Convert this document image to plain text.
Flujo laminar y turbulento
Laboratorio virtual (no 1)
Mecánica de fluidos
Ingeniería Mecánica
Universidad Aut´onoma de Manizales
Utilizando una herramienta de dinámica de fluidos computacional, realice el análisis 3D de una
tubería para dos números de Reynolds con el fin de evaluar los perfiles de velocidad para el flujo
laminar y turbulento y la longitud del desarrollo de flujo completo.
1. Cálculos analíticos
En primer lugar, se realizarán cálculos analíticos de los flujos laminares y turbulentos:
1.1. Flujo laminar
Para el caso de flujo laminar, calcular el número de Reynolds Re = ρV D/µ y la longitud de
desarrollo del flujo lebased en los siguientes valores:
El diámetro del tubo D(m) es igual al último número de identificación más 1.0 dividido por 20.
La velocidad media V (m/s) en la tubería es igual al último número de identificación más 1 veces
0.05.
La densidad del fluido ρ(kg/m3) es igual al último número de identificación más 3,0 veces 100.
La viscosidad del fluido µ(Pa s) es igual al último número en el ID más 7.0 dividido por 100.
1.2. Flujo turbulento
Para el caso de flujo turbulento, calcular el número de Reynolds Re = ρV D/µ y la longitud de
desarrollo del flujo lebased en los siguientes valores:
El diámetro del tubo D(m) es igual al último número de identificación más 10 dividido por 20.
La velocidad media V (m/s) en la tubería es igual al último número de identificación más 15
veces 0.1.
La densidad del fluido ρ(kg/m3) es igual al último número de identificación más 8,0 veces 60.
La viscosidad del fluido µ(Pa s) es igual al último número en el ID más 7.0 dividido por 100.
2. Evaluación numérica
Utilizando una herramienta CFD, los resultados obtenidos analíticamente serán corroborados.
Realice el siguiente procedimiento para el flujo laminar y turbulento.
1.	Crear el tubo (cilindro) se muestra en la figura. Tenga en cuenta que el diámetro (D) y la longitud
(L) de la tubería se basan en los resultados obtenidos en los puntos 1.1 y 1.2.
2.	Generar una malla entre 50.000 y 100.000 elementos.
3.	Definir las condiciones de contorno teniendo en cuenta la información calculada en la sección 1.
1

━━━━━━

### [Objective]
Copy every record exactly, with nothing added or dropped.

### [Solved problem]
Convert this document image to plain text.
Flujo laminar y turbulento
Laboratorio virtual (no 1)
Mecánica de fluidos
Ingeniería Mecánica
Universidad Aut´onoma de Manizales
Utilizando una herramienta de dinámica de fluidos computacional, realice el análisis 3D de una
tubería para dos números de Reynolds con el fin de evaluar los perfiles de velocidad para el flujo
laminar y turbulento y la longitud del desarrollo de flujo completo.
1. Cálculos analíticos
En primer lugar, se realizarán cálculos analíticos de los flujos laminares y turbulentos:
1.1. Flujo laminar
Para el caso de flujo laminar, calcular el número de Reynolds Re = ρV D/µ y la longitud de
desarrollo del flujo lebased en los siguientes valores:
El diámetro del tubo D(m) es igual al último número de identificación más 1.0 dividido por 20.
La velocidad media V (m/s) en la tubería es igual al último número de identificación más 1 veces
0.05.
La densidad del fluido ρ(kg/m3) es igual al último número de identificación más 3,0 veces 100.
La viscosidad del fluido µ(Pa s) es igual al último número en el ID más 7.0 dividido por 100.
1.2. Flujo turbulento
Para el caso de flujo turbulento, calcular el número de Reynolds Re = ρV D/µ y la longitud de
desarrollo del flujo lebased en los siguientes valores:
El diámetro del tubo D(m) es igual al último número de identificación más 10 dividido por 20.
La velocidad media V (m/s) en la tubería es igual al último número de identificación más 15
veces 0.1.
La densidad del fluido ρ(kg/m3) es igual al último número de identificación más 8,0 veces 60.
La viscosidad del fluido µ(Pa s) es igual al último número en el ID más 7.0 dividido por 100.
2. Evaluación numérica
Utilizando una herramienta CFD, los resultados obtenidos analíticamente serán corroborados.
Realice el siguiente procedimiento para el flujo laminar y turbulento.
1.	Crear el tubo (cilindro) se muestra en la figura. Tenga en cuenta que el diámetro (D) y la longitud
(L) de la tubería se basan en los resultados obtenidos en los puntos 1.1 y 1.2.
2.	Generar una malla entre 50.000 y 100.000 elementos.
3.	Definir las condiciones de contorno teniendo en cuenta la información calculada en la sección 1.
1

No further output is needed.